╭─ Excerpted records

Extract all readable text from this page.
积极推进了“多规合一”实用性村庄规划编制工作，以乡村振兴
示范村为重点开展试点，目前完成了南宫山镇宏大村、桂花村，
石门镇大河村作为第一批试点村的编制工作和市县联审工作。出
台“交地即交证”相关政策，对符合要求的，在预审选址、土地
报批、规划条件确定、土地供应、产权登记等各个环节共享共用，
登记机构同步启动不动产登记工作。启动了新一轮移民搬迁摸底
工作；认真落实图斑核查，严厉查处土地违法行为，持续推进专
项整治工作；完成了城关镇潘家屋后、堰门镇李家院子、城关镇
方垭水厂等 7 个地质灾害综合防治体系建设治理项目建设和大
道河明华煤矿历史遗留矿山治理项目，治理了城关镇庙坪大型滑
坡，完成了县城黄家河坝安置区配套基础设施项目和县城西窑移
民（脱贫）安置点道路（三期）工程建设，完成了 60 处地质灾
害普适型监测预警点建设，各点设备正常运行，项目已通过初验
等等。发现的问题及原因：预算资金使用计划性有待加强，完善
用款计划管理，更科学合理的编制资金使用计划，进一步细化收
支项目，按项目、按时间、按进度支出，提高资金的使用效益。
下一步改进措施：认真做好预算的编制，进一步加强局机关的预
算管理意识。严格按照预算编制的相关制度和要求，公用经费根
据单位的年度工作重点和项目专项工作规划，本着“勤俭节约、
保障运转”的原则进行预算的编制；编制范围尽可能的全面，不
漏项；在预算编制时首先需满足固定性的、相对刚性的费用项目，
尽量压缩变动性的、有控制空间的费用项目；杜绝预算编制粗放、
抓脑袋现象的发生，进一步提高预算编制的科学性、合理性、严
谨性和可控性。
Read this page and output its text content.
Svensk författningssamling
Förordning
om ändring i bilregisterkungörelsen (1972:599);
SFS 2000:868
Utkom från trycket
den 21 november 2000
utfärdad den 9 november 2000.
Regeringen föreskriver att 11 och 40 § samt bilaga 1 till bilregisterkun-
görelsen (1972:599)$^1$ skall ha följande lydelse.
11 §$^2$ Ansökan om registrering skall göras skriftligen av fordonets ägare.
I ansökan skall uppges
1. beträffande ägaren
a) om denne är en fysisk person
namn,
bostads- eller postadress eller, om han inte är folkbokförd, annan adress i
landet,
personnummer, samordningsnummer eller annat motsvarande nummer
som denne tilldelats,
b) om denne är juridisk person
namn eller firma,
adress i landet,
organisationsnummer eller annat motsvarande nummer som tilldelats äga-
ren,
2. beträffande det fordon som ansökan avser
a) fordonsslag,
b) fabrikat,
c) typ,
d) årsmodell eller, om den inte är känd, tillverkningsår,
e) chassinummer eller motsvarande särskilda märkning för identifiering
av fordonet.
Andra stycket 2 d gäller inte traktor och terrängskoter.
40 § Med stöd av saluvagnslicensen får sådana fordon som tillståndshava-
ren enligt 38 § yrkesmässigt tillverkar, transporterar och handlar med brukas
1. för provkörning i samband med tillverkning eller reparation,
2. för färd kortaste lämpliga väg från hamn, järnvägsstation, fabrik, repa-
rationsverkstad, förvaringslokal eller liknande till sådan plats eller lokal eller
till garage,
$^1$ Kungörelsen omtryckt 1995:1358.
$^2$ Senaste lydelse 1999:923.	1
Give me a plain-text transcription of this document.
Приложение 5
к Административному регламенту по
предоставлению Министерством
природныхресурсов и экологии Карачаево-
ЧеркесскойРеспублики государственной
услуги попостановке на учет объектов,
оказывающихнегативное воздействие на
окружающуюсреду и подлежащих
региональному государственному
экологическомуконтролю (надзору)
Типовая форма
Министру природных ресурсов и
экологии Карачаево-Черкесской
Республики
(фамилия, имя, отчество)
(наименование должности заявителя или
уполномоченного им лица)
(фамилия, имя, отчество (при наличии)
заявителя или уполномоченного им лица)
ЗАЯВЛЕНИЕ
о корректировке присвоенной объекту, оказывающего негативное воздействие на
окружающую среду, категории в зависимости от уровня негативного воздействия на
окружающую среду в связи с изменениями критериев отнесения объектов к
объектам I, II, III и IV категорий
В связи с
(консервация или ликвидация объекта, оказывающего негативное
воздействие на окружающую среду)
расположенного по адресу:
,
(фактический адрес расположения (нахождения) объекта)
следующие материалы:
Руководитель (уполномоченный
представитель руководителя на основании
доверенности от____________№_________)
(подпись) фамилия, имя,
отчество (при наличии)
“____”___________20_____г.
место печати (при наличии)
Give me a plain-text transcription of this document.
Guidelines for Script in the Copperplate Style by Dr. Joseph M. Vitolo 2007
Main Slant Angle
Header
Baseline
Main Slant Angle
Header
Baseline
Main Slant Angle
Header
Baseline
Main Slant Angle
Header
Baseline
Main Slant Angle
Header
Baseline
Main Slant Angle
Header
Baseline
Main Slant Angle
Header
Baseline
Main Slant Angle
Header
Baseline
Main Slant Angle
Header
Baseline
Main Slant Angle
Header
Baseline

╰─

Collect every line with the string "motsvarande" from the records, and copy each.

personnummer, samordningsnummer eller annat motsvarande nummer
organisationsnummer eller annat motsvarande nummer som tilldelats äga-
e) chassinummer eller motsvarande särskilda märkning för identifiering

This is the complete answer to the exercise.